* _STATED TASK_: Look through the lines and report how many include the word "name", giving nothing but the number.

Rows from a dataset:
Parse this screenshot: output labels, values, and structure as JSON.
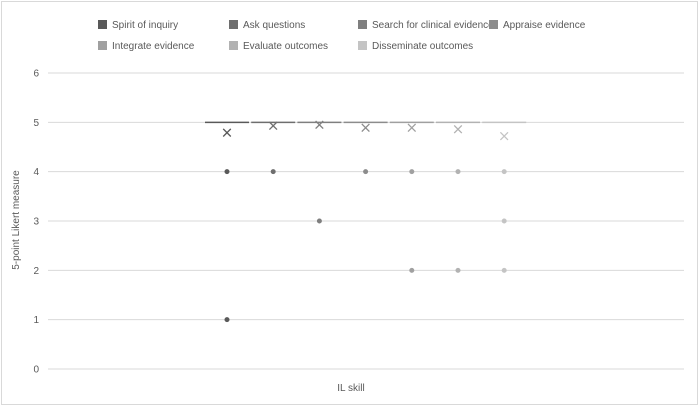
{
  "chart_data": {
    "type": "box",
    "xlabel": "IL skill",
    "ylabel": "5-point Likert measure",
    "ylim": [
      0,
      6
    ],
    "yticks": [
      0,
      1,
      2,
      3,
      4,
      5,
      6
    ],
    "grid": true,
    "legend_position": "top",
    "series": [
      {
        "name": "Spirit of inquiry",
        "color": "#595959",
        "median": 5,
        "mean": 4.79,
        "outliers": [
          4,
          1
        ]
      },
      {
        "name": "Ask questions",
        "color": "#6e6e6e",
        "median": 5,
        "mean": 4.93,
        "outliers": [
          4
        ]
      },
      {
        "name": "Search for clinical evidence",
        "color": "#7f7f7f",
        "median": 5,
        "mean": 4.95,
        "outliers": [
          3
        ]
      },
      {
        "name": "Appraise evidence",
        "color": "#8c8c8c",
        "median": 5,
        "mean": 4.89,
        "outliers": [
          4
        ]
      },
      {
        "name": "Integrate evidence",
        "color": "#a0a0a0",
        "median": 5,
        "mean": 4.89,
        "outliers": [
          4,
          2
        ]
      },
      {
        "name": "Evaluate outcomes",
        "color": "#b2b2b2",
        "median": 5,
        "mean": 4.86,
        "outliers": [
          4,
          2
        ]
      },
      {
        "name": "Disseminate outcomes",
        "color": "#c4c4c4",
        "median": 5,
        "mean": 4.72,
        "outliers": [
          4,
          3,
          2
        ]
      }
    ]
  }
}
...
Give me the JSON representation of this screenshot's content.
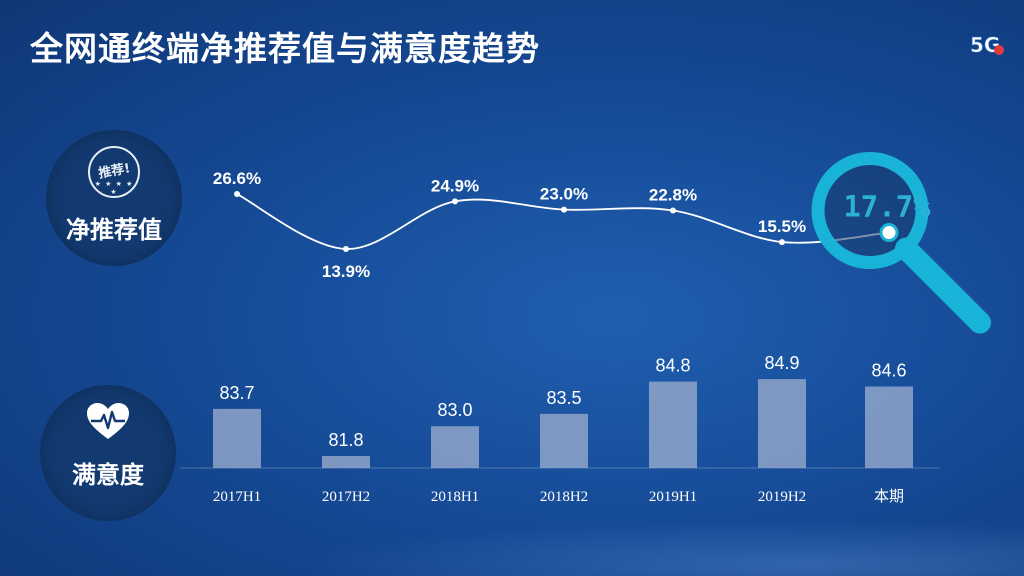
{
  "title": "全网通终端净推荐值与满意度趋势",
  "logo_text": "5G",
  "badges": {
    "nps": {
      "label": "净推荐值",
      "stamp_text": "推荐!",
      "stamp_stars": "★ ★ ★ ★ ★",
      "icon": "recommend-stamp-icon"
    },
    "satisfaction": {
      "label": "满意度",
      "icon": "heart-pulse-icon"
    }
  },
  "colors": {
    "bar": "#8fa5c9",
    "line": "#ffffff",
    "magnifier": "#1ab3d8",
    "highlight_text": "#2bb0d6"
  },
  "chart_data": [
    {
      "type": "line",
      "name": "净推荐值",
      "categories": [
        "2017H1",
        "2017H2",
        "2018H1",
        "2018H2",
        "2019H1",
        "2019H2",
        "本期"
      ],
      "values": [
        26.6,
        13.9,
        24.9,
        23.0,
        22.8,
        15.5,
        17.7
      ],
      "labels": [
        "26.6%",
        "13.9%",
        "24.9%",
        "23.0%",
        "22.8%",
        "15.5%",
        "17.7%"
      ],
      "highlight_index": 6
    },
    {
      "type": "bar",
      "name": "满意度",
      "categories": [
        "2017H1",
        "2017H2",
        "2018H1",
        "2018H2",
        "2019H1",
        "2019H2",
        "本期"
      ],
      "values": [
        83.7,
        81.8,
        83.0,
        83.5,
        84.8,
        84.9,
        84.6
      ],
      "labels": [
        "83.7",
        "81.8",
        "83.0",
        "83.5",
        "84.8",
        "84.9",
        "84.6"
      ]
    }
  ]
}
...
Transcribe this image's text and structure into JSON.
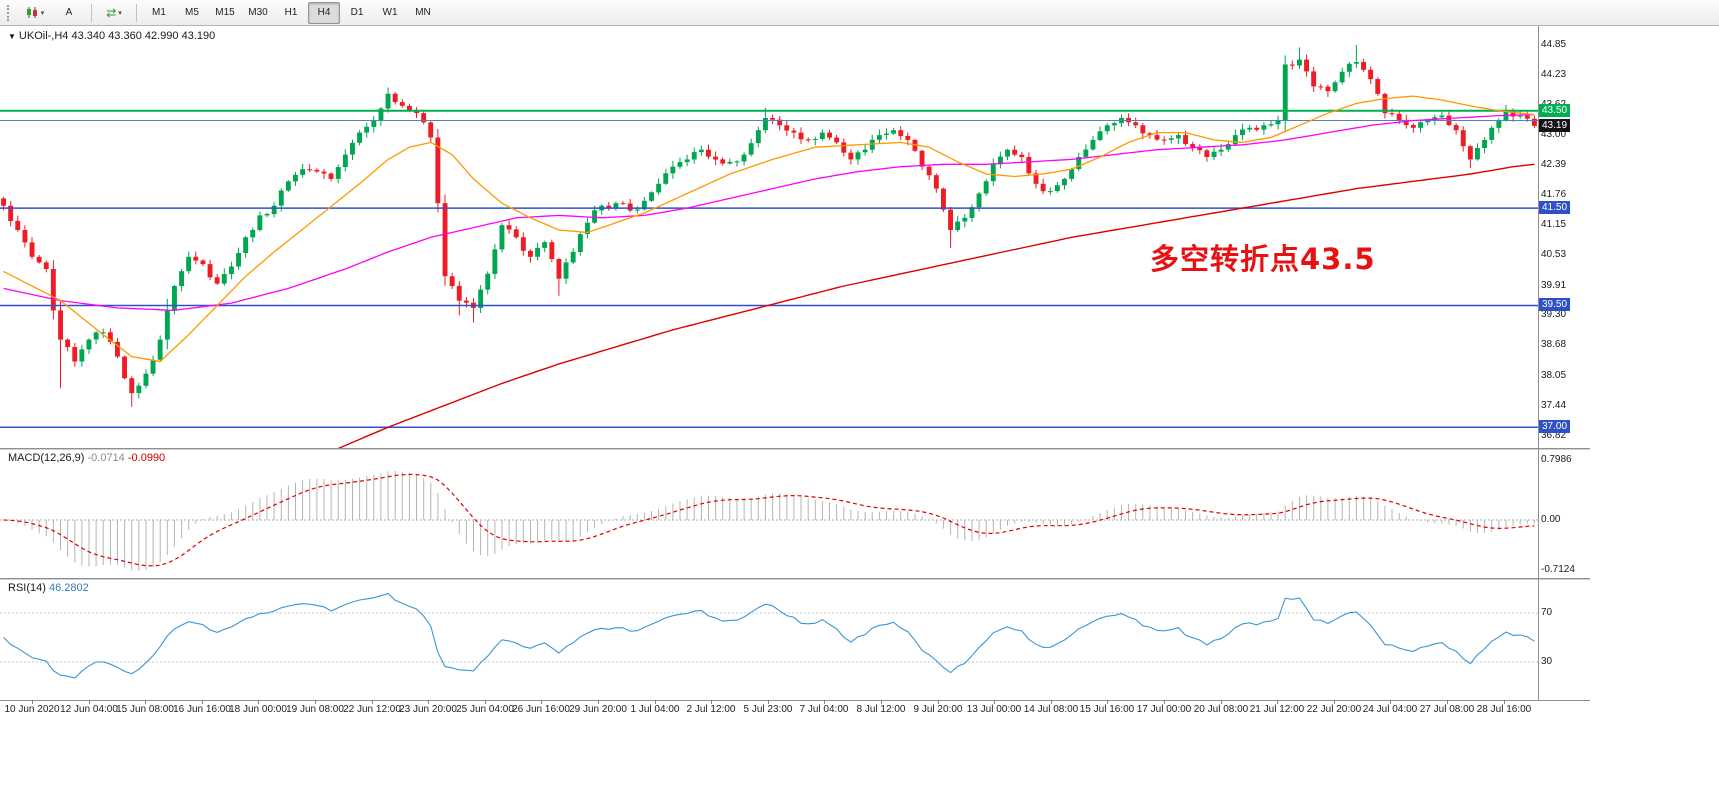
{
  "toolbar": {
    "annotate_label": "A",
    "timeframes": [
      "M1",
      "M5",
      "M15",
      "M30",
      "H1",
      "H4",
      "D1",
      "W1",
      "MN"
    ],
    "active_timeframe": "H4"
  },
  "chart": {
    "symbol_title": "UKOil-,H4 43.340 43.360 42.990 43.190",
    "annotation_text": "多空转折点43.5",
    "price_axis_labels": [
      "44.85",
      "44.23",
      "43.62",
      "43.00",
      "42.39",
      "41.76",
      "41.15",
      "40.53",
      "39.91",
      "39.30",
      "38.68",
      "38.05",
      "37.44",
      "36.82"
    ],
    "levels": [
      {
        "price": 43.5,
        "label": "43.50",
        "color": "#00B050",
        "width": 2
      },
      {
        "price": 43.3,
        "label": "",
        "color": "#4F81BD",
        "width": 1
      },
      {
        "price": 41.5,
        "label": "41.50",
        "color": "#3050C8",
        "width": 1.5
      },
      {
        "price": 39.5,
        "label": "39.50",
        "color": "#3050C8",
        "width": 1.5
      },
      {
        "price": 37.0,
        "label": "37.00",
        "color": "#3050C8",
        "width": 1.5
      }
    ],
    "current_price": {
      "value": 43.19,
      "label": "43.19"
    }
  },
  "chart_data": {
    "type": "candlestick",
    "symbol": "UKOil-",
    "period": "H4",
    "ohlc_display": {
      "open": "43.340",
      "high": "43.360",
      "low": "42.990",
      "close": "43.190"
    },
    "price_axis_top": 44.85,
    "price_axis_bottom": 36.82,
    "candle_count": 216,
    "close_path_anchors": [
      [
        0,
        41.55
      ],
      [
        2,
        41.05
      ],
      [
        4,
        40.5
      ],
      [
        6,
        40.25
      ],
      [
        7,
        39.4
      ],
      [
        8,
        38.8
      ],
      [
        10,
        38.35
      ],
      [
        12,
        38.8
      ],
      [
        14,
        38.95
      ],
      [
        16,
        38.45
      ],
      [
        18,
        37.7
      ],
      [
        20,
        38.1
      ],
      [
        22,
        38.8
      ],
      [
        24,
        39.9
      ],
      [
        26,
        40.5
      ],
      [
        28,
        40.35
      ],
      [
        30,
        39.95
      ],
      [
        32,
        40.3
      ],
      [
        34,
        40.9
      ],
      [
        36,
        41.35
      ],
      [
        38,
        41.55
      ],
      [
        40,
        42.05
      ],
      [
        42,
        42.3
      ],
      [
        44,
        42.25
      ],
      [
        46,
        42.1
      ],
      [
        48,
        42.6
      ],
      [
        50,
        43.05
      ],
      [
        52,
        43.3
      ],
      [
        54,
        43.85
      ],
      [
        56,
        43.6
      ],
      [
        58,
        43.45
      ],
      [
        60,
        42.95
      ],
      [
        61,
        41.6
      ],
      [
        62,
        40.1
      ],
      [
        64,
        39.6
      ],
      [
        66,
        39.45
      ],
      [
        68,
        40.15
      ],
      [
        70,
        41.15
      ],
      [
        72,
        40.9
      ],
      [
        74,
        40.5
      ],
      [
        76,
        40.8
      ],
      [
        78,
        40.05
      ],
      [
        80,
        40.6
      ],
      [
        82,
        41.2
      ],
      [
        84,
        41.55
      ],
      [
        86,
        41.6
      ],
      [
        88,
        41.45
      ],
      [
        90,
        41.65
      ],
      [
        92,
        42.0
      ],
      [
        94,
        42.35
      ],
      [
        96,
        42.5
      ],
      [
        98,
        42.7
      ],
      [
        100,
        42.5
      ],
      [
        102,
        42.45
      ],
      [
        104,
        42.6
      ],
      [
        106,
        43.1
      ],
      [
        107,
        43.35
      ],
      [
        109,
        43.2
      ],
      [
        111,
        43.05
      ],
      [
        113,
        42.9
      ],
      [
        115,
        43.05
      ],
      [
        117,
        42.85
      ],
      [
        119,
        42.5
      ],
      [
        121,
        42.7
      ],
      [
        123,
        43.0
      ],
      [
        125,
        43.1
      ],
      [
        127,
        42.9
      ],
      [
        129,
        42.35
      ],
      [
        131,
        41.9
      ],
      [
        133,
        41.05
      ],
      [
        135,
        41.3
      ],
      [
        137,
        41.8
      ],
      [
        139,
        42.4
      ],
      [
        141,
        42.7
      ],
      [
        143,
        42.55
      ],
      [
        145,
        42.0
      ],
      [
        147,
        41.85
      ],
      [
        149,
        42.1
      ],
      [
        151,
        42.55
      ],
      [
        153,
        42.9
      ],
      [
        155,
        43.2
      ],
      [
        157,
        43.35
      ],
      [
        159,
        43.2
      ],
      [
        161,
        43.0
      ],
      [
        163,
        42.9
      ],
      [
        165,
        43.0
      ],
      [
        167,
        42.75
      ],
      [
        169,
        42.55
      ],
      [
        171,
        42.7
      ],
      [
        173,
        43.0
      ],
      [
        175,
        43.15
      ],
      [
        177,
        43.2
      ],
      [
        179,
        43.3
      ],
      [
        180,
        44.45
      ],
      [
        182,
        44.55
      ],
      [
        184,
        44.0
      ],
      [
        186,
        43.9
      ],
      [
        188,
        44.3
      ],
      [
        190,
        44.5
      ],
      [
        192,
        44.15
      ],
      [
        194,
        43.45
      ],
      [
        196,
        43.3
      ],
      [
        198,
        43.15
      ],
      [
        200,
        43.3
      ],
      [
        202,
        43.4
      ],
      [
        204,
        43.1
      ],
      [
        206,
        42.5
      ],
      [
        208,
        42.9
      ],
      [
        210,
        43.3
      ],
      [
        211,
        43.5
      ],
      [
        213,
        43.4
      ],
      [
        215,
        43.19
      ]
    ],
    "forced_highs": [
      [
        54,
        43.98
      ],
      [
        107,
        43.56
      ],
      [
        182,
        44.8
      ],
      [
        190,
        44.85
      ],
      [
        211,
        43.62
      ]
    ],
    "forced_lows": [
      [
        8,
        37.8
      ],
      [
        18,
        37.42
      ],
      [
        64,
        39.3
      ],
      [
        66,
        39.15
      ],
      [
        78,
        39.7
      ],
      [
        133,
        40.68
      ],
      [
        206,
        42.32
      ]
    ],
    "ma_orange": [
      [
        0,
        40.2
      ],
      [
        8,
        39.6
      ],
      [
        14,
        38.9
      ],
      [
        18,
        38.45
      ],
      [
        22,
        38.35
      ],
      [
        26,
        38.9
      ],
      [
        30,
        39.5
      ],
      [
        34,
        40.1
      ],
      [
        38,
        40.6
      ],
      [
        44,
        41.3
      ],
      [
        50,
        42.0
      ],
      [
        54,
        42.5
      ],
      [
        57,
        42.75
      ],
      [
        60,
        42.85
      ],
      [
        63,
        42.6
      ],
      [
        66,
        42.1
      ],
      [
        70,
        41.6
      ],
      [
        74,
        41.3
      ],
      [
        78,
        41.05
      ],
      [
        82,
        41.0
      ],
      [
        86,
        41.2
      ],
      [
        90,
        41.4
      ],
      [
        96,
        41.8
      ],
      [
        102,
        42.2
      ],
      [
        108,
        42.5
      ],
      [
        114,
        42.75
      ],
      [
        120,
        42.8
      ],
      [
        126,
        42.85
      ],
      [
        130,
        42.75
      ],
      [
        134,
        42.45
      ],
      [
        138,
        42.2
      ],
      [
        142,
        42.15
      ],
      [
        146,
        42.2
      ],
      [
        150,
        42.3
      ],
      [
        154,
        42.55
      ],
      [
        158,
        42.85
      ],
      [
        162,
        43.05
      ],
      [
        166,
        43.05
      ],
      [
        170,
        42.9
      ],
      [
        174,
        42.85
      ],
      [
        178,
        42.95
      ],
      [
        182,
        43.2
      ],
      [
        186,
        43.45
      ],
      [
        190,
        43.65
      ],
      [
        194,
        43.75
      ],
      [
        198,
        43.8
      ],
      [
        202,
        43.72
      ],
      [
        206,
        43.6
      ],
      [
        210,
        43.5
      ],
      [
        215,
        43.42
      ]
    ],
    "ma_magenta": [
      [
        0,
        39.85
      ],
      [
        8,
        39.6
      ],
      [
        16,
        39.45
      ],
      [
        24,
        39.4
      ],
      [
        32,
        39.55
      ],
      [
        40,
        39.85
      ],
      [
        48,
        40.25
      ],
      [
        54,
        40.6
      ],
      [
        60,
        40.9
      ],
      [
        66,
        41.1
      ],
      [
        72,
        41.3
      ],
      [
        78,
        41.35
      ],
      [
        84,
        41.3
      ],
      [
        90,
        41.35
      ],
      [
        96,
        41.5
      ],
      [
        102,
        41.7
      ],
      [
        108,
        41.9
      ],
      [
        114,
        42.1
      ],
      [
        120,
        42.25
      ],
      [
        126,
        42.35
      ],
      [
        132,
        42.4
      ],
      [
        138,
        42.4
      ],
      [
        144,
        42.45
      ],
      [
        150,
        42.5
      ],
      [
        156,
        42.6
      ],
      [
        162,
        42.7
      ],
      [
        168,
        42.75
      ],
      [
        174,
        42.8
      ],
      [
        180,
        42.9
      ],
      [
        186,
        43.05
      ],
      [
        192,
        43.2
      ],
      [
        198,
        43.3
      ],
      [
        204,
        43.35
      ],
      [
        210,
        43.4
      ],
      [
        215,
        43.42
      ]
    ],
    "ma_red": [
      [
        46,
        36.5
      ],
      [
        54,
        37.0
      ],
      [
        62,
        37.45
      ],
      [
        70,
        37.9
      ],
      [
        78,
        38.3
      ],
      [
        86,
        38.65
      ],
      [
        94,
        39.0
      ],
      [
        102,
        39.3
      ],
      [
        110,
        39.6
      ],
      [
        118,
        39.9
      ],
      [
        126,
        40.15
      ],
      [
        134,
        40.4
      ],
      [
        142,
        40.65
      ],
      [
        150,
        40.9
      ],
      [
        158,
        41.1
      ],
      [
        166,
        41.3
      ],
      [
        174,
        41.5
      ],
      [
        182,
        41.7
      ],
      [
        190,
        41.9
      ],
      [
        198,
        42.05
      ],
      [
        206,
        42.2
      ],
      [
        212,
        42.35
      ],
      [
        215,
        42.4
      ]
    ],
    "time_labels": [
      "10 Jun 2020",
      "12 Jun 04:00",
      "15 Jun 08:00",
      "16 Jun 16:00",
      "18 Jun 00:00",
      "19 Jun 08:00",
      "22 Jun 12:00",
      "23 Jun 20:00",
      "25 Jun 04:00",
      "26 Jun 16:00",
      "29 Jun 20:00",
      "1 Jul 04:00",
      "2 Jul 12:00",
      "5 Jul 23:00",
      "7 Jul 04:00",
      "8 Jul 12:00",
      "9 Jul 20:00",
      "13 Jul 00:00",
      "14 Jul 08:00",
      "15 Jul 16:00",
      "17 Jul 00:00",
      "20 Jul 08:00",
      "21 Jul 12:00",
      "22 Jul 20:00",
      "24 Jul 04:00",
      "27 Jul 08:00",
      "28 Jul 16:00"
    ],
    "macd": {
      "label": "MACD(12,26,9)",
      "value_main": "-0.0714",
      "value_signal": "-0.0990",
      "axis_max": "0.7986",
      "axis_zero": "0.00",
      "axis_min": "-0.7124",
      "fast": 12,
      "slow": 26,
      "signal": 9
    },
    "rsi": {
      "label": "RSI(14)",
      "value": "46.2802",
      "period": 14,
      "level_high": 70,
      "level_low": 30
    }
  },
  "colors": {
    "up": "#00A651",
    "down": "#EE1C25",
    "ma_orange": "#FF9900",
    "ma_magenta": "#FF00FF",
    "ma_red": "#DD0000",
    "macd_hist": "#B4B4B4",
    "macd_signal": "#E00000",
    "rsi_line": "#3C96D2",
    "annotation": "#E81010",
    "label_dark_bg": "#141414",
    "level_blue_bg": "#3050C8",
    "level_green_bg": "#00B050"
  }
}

* _FULL SOLUTION_: 9